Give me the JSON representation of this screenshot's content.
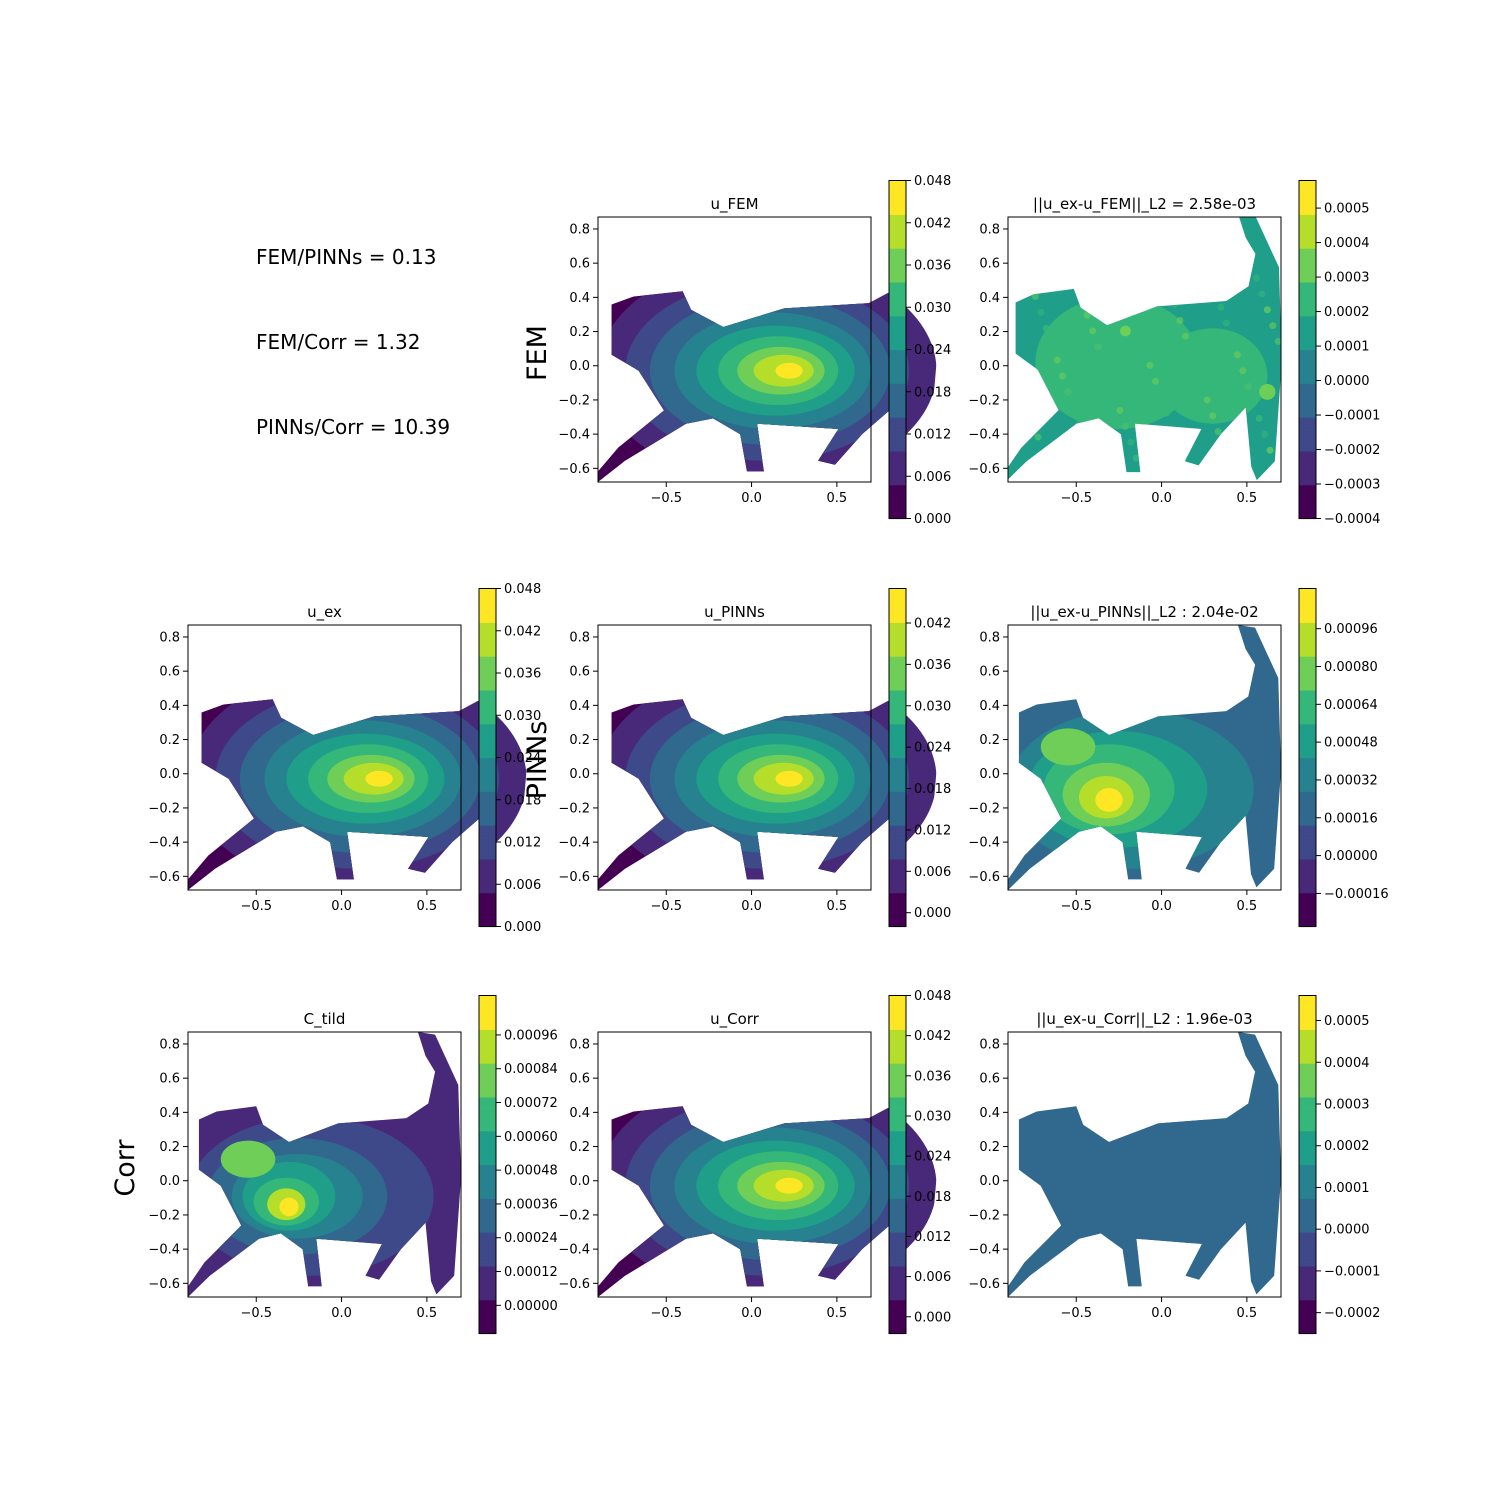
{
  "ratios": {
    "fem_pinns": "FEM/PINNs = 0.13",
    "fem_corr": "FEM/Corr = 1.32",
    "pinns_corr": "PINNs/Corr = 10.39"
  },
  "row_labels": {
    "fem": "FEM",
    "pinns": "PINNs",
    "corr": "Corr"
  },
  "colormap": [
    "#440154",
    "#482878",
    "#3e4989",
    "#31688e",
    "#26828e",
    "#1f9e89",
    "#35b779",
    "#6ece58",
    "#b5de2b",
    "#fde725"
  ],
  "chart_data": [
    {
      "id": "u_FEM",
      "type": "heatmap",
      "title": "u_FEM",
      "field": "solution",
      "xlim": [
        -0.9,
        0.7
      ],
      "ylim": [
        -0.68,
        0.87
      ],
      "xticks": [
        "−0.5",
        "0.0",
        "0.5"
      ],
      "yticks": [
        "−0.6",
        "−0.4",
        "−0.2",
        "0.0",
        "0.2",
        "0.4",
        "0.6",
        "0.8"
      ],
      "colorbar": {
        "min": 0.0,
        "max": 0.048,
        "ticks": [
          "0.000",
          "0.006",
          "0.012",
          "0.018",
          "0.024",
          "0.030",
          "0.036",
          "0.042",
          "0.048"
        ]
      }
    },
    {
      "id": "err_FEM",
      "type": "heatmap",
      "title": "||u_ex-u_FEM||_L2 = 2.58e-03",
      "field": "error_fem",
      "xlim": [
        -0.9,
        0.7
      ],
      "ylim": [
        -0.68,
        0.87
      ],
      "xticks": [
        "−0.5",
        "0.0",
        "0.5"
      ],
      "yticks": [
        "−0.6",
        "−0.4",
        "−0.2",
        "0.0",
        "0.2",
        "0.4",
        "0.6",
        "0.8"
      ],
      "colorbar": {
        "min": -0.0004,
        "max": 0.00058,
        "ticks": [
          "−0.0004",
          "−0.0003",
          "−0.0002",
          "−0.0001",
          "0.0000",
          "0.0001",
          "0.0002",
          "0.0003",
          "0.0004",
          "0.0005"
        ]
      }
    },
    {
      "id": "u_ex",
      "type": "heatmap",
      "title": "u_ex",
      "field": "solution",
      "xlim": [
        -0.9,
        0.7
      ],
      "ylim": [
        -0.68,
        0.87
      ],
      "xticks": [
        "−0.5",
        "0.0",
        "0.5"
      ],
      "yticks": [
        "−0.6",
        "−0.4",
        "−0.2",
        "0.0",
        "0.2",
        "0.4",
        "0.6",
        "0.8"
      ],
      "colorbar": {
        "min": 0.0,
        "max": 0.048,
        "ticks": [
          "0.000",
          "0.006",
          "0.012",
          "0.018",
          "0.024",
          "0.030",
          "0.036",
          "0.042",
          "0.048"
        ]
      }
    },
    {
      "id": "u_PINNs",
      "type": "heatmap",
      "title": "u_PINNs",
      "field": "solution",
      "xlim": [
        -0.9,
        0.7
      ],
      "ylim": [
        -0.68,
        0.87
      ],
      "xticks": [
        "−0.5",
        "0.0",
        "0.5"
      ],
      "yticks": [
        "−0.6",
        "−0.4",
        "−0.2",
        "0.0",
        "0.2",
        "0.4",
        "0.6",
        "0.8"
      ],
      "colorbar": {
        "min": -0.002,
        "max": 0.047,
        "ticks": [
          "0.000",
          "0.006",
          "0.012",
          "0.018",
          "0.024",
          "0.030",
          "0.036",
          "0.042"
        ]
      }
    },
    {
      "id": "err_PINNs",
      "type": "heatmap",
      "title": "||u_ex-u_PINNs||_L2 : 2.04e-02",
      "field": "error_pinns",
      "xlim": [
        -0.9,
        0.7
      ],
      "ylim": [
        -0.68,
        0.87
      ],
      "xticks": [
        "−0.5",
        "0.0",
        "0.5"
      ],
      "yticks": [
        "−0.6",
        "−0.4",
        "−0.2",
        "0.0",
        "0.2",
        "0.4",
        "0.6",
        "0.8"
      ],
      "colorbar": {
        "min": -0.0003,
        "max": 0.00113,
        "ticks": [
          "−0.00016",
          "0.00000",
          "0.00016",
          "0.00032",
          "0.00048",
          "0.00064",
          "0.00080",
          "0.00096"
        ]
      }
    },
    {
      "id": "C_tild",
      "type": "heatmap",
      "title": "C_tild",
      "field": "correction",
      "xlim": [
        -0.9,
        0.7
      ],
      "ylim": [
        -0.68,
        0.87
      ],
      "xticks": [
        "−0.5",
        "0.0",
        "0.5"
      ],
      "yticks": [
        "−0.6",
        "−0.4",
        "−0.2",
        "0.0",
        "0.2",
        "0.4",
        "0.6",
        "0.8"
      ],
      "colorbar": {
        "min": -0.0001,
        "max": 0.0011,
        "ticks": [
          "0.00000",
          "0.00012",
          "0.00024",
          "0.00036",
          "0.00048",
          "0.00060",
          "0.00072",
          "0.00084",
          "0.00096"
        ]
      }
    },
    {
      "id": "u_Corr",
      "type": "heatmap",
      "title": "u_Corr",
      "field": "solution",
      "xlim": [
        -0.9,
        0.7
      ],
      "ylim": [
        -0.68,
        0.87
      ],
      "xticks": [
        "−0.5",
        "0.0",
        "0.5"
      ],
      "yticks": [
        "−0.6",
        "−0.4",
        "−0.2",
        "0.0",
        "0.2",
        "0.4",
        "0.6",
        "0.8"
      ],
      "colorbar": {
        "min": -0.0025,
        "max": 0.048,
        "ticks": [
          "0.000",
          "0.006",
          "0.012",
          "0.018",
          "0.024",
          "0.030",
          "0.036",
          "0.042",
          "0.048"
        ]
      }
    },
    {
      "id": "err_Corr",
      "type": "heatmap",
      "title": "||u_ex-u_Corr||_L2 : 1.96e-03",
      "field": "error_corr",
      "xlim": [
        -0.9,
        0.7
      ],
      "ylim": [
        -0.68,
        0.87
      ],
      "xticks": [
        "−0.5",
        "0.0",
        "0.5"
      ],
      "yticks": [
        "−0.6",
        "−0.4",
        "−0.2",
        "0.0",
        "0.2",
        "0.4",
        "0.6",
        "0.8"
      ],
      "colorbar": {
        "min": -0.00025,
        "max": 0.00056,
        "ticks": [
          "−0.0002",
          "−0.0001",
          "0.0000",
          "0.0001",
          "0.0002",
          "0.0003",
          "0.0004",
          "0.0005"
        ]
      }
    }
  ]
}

-=-=-=-=-

All of the records above must be copied exactly, except for the pictures.

Give me the JSON representation of this screenshot's content.
{
  "ratios": {
    "fem_pinns": "FEM/PINNs = 0.13",
    "fem_corr": "FEM/Corr = 1.32",
    "pinns_corr": "PINNs/Corr = 10.39"
  },
  "row_labels": {
    "fem": "FEM",
    "pinns": "PINNs",
    "corr": "Corr"
  },
  "colormap": [
    "#440154",
    "#482878",
    "#3e4989",
    "#31688e",
    "#26828e",
    "#1f9e89",
    "#35b779",
    "#6ece58",
    "#b5de2b",
    "#fde725"
  ],
  "chart_data": [
    {
      "id": "u_FEM",
      "type": "heatmap",
      "title": "u_FEM",
      "field": "solution",
      "xlim": [
        -0.9,
        0.7
      ],
      "ylim": [
        -0.68,
        0.87
      ],
      "xticks": [
        "−0.5",
        "0.0",
        "0.5"
      ],
      "yticks": [
        "−0.6",
        "−0.4",
        "−0.2",
        "0.0",
        "0.2",
        "0.4",
        "0.6",
        "0.8"
      ],
      "colorbar": {
        "min": 0.0,
        "max": 0.048,
        "ticks": [
          "0.000",
          "0.006",
          "0.012",
          "0.018",
          "0.024",
          "0.030",
          "0.036",
          "0.042",
          "0.048"
        ]
      }
    },
    {
      "id": "err_FEM",
      "type": "heatmap",
      "title": "||u_ex-u_FEM||_L2 = 2.58e-03",
      "field": "error_fem",
      "xlim": [
        -0.9,
        0.7
      ],
      "ylim": [
        -0.68,
        0.87
      ],
      "xticks": [
        "−0.5",
        "0.0",
        "0.5"
      ],
      "yticks": [
        "−0.6",
        "−0.4",
        "−0.2",
        "0.0",
        "0.2",
        "0.4",
        "0.6",
        "0.8"
      ],
      "colorbar": {
        "min": -0.0004,
        "max": 0.00058,
        "ticks": [
          "−0.0004",
          "−0.0003",
          "−0.0002",
          "−0.0001",
          "0.0000",
          "0.0001",
          "0.0002",
          "0.0003",
          "0.0004",
          "0.0005"
        ]
      }
    },
    {
      "id": "u_ex",
      "type": "heatmap",
      "title": "u_ex",
      "field": "solution",
      "xlim": [
        -0.9,
        0.7
      ],
      "ylim": [
        -0.68,
        0.87
      ],
      "xticks": [
        "−0.5",
        "0.0",
        "0.5"
      ],
      "yticks": [
        "−0.6",
        "−0.4",
        "−0.2",
        "0.0",
        "0.2",
        "0.4",
        "0.6",
        "0.8"
      ],
      "colorbar": {
        "min": 0.0,
        "max": 0.048,
        "ticks": [
          "0.000",
          "0.006",
          "0.012",
          "0.018",
          "0.024",
          "0.030",
          "0.036",
          "0.042",
          "0.048"
        ]
      }
    },
    {
      "id": "u_PINNs",
      "type": "heatmap",
      "title": "u_PINNs",
      "field": "solution",
      "xlim": [
        -0.9,
        0.7
      ],
      "ylim": [
        -0.68,
        0.87
      ],
      "xticks": [
        "−0.5",
        "0.0",
        "0.5"
      ],
      "yticks": [
        "−0.6",
        "−0.4",
        "−0.2",
        "0.0",
        "0.2",
        "0.4",
        "0.6",
        "0.8"
      ],
      "colorbar": {
        "min": -0.002,
        "max": 0.047,
        "ticks": [
          "0.000",
          "0.006",
          "0.012",
          "0.018",
          "0.024",
          "0.030",
          "0.036",
          "0.042"
        ]
      }
    },
    {
      "id": "err_PINNs",
      "type": "heatmap",
      "title": "||u_ex-u_PINNs||_L2 : 2.04e-02",
      "field": "error_pinns",
      "xlim": [
        -0.9,
        0.7
      ],
      "ylim": [
        -0.68,
        0.87
      ],
      "xticks": [
        "−0.5",
        "0.0",
        "0.5"
      ],
      "yticks": [
        "−0.6",
        "−0.4",
        "−0.2",
        "0.0",
        "0.2",
        "0.4",
        "0.6",
        "0.8"
      ],
      "colorbar": {
        "min": -0.0003,
        "max": 0.00113,
        "ticks": [
          "−0.00016",
          "0.00000",
          "0.00016",
          "0.00032",
          "0.00048",
          "0.00064",
          "0.00080",
          "0.00096"
        ]
      }
    },
    {
      "id": "C_tild",
      "type": "heatmap",
      "title": "C_tild",
      "field": "correction",
      "xlim": [
        -0.9,
        0.7
      ],
      "ylim": [
        -0.68,
        0.87
      ],
      "xticks": [
        "−0.5",
        "0.0",
        "0.5"
      ],
      "yticks": [
        "−0.6",
        "−0.4",
        "−0.2",
        "0.0",
        "0.2",
        "0.4",
        "0.6",
        "0.8"
      ],
      "colorbar": {
        "min": -0.0001,
        "max": 0.0011,
        "ticks": [
          "0.00000",
          "0.00012",
          "0.00024",
          "0.00036",
          "0.00048",
          "0.00060",
          "0.00072",
          "0.00084",
          "0.00096"
        ]
      }
    },
    {
      "id": "u_Corr",
      "type": "heatmap",
      "title": "u_Corr",
      "field": "solution",
      "xlim": [
        -0.9,
        0.7
      ],
      "ylim": [
        -0.68,
        0.87
      ],
      "xticks": [
        "−0.5",
        "0.0",
        "0.5"
      ],
      "yticks": [
        "−0.6",
        "−0.4",
        "−0.2",
        "0.0",
        "0.2",
        "0.4",
        "0.6",
        "0.8"
      ],
      "colorbar": {
        "min": -0.0025,
        "max": 0.048,
        "ticks": [
          "0.000",
          "0.006",
          "0.012",
          "0.018",
          "0.024",
          "0.030",
          "0.036",
          "0.042",
          "0.048"
        ]
      }
    },
    {
      "id": "err_Corr",
      "type": "heatmap",
      "title": "||u_ex-u_Corr||_L2 : 1.96e-03",
      "field": "error_corr",
      "xlim": [
        -0.9,
        0.7
      ],
      "ylim": [
        -0.68,
        0.87
      ],
      "xticks": [
        "−0.5",
        "0.0",
        "0.5"
      ],
      "yticks": [
        "−0.6",
        "−0.4",
        "−0.2",
        "0.0",
        "0.2",
        "0.4",
        "0.6",
        "0.8"
      ],
      "colorbar": {
        "min": -0.00025,
        "max": 0.00056,
        "ticks": [
          "−0.0002",
          "−0.0001",
          "0.0000",
          "0.0001",
          "0.0002",
          "0.0003",
          "0.0004",
          "0.0005"
        ]
      }
    }
  ]
}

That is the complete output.